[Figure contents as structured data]
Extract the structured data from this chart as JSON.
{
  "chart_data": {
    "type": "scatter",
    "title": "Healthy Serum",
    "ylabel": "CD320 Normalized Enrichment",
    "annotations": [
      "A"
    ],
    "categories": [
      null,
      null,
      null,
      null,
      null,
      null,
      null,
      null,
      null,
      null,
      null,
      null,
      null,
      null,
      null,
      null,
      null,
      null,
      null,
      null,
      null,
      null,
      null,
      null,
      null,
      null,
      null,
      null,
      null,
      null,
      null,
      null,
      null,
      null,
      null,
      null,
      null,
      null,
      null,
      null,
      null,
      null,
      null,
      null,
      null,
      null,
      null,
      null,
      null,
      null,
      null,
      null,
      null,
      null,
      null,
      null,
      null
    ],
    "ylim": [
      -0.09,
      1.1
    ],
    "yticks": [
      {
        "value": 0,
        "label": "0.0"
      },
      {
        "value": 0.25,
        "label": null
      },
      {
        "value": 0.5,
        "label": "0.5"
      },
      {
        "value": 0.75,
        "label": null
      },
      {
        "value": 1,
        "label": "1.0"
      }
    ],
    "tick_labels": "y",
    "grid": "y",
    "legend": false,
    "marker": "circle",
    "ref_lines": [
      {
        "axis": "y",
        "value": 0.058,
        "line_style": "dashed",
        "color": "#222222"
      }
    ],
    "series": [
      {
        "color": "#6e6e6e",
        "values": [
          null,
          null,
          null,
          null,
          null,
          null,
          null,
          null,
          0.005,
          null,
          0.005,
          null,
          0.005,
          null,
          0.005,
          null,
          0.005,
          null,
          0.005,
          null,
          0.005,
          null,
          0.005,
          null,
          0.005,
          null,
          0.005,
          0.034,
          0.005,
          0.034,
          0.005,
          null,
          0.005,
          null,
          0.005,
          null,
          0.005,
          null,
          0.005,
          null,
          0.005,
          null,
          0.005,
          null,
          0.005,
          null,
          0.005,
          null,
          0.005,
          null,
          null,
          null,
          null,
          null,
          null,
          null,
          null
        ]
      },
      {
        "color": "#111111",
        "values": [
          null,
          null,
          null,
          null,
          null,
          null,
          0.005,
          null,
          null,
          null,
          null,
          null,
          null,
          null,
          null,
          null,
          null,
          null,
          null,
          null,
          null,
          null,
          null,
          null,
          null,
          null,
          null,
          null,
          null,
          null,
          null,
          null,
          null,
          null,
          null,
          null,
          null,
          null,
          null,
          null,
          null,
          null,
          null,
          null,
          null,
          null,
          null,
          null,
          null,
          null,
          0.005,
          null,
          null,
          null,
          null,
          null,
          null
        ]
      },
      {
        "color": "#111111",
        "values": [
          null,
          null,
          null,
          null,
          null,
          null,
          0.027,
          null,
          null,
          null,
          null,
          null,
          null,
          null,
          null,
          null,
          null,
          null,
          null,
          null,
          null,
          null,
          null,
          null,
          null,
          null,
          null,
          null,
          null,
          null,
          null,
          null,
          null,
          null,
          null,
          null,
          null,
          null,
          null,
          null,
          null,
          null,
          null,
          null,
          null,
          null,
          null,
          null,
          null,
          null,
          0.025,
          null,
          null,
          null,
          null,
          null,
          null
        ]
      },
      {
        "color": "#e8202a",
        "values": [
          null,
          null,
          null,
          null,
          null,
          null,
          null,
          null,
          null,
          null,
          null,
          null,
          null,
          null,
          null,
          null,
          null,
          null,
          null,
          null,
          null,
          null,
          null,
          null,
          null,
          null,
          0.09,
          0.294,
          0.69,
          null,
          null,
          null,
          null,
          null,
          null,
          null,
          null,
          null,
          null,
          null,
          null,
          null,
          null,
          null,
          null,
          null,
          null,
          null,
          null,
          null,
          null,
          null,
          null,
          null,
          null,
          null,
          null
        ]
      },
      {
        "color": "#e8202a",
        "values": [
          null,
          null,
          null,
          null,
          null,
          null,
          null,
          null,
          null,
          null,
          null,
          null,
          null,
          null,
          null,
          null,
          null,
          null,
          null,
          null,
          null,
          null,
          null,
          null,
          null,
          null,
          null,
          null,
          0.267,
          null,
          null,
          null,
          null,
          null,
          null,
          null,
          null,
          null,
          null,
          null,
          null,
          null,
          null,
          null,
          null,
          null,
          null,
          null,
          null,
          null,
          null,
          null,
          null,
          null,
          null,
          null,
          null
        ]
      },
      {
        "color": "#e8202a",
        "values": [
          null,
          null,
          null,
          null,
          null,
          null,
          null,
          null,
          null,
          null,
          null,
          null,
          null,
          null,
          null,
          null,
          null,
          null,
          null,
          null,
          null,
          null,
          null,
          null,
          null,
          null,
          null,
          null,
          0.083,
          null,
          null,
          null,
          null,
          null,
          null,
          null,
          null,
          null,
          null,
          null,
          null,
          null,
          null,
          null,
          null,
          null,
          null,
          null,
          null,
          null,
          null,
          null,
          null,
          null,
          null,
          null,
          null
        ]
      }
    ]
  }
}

→ **TASK DIRECTIONS**: Repeat the records above exactly, leaving none out.

→ **CORRECT OUTPUT**:
Extract the structured data from this chart as JSON.
{
  "chart_data": {
    "type": "scatter",
    "title": "Healthy Serum",
    "ylabel": "CD320 Normalized Enrichment",
    "annotations": [
      "A"
    ],
    "categories": [
      null,
      null,
      null,
      null,
      null,
      null,
      null,
      null,
      null,
      null,
      null,
      null,
      null,
      null,
      null,
      null,
      null,
      null,
      null,
      null,
      null,
      null,
      null,
      null,
      null,
      null,
      null,
      null,
      null,
      null,
      null,
      null,
      null,
      null,
      null,
      null,
      null,
      null,
      null,
      null,
      null,
      null,
      null,
      null,
      null,
      null,
      null,
      null,
      null,
      null,
      null,
      null,
      null,
      null,
      null,
      null,
      null
    ],
    "ylim": [
      -0.09,
      1.1
    ],
    "yticks": [
      {
        "value": 0,
        "label": "0.0"
      },
      {
        "value": 0.25,
        "label": null
      },
      {
        "value": 0.5,
        "label": "0.5"
      },
      {
        "value": 0.75,
        "label": null
      },
      {
        "value": 1,
        "label": "1.0"
      }
    ],
    "tick_labels": "y",
    "grid": "y",
    "legend": false,
    "marker": "circle",
    "ref_lines": [
      {
        "axis": "y",
        "value": 0.058,
        "line_style": "dashed",
        "color": "#222222"
      }
    ],
    "series": [
      {
        "color": "#6e6e6e",
        "values": [
          null,
          null,
          null,
          null,
          null,
          null,
          null,
          null,
          0.005,
          null,
          0.005,
          null,
          0.005,
          null,
          0.005,
          null,
          0.005,
          null,
          0.005,
          null,
          0.005,
          null,
          0.005,
          null,
          0.005,
          null,
          0.005,
          0.034,
          0.005,
          0.034,
          0.005,
          null,
          0.005,
          null,
          0.005,
          null,
          0.005,
          null,
          0.005,
          null,
          0.005,
          null,
          0.005,
          null,
          0.005,
          null,
          0.005,
          null,
          0.005,
          null,
          null,
          null,
          null,
          null,
          null,
          null,
          null
        ]
      },
      {
        "color": "#111111",
        "values": [
          null,
          null,
          null,
          null,
          null,
          null,
          0.005,
          null,
          null,
          null,
          null,
          null,
          null,
          null,
          null,
          null,
          null,
          null,
          null,
          null,
          null,
          null,
          null,
          null,
          null,
          null,
          null,
          null,
          null,
          null,
          null,
          null,
          null,
          null,
          null,
          null,
          null,
          null,
          null,
          null,
          null,
          null,
          null,
          null,
          null,
          null,
          null,
          null,
          null,
          null,
          0.005,
          null,
          null,
          null,
          null,
          null,
          null
        ]
      },
      {
        "color": "#111111",
        "values": [
          null,
          null,
          null,
          null,
          null,
          null,
          0.027,
          null,
          null,
          null,
          null,
          null,
          null,
          null,
          null,
          null,
          null,
          null,
          null,
          null,
          null,
          null,
          null,
          null,
          null,
          null,
          null,
          null,
          null,
          null,
          null,
          null,
          null,
          null,
          null,
          null,
          null,
          null,
          null,
          null,
          null,
          null,
          null,
          null,
          null,
          null,
          null,
          null,
          null,
          null,
          0.025,
          null,
          null,
          null,
          null,
          null,
          null
        ]
      },
      {
        "color": "#e8202a",
        "values": [
          null,
          null,
          null,
          null,
          null,
          null,
          null,
          null,
          null,
          null,
          null,
          null,
          null,
          null,
          null,
          null,
          null,
          null,
          null,
          null,
          null,
          null,
          null,
          null,
          null,
          null,
          0.09,
          0.294,
          0.69,
          null,
          null,
          null,
          null,
          null,
          null,
          null,
          null,
          null,
          null,
          null,
          null,
          null,
          null,
          null,
          null,
          null,
          null,
          null,
          null,
          null,
          null,
          null,
          null,
          null,
          null,
          null,
          null
        ]
      },
      {
        "color": "#e8202a",
        "values": [
          null,
          null,
          null,
          null,
          null,
          null,
          null,
          null,
          null,
          null,
          null,
          null,
          null,
          null,
          null,
          null,
          null,
          null,
          null,
          null,
          null,
          null,
          null,
          null,
          null,
          null,
          null,
          null,
          0.267,
          null,
          null,
          null,
          null,
          null,
          null,
          null,
          null,
          null,
          null,
          null,
          null,
          null,
          null,
          null,
          null,
          null,
          null,
          null,
          null,
          null,
          null,
          null,
          null,
          null,
          null,
          null,
          null
        ]
      },
      {
        "color": "#e8202a",
        "values": [
          null,
          null,
          null,
          null,
          null,
          null,
          null,
          null,
          null,
          null,
          null,
          null,
          null,
          null,
          null,
          null,
          null,
          null,
          null,
          null,
          null,
          null,
          null,
          null,
          null,
          null,
          null,
          null,
          0.083,
          null,
          null,
          null,
          null,
          null,
          null,
          null,
          null,
          null,
          null,
          null,
          null,
          null,
          null,
          null,
          null,
          null,
          null,
          null,
          null,
          null,
          null,
          null,
          null,
          null,
          null,
          null,
          null
        ]
      }
    ]
  }
}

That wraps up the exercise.